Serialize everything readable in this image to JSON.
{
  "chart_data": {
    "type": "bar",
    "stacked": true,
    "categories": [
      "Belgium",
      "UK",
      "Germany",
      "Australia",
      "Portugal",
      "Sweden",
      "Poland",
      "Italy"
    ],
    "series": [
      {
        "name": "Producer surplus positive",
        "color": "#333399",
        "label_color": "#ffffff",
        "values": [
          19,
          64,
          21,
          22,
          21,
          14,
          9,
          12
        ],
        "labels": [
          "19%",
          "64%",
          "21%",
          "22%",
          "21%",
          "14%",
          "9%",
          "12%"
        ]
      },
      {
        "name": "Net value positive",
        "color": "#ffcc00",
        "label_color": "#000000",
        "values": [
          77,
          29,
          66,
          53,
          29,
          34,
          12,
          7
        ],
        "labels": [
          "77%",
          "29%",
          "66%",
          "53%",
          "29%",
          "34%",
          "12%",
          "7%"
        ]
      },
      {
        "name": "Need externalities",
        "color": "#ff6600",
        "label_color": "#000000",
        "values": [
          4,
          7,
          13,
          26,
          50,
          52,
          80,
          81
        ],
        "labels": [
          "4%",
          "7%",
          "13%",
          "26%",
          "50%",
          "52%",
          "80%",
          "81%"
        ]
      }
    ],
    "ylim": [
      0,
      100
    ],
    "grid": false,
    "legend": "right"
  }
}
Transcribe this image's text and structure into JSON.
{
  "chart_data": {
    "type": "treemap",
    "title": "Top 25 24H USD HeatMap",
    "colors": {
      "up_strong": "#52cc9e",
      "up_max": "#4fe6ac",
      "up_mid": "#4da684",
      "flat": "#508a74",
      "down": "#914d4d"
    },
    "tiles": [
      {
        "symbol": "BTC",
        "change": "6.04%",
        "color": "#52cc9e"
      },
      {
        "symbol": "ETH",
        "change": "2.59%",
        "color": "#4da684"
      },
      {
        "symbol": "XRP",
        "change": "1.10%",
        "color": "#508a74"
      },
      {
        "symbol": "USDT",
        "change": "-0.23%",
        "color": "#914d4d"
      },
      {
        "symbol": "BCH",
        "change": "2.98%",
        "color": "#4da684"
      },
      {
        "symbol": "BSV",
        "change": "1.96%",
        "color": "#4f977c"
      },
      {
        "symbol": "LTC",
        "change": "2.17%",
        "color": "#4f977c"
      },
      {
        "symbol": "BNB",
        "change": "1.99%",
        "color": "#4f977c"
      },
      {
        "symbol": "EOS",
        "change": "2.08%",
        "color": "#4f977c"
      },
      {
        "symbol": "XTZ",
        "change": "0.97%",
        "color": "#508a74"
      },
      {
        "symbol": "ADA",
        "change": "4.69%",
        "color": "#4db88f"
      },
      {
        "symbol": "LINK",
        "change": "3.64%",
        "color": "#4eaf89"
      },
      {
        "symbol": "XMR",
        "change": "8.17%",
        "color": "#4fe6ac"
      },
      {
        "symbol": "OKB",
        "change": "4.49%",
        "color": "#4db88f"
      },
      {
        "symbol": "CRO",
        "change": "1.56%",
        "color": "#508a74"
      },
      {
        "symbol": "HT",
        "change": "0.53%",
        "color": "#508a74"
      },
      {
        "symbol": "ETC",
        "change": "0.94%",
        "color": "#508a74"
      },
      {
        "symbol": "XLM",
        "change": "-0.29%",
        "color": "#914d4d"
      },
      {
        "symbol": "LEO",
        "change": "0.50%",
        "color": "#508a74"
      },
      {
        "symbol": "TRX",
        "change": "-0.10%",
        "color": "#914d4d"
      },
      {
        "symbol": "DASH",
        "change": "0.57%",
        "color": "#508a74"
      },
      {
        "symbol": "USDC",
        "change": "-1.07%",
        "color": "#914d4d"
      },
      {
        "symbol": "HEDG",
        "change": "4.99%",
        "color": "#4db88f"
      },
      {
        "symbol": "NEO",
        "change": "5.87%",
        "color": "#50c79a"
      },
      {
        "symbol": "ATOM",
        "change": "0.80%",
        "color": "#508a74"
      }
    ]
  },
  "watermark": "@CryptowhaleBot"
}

TASK PROMPT
State how many lines of the records hold the string "this", and nothing else.

RESPONSE
2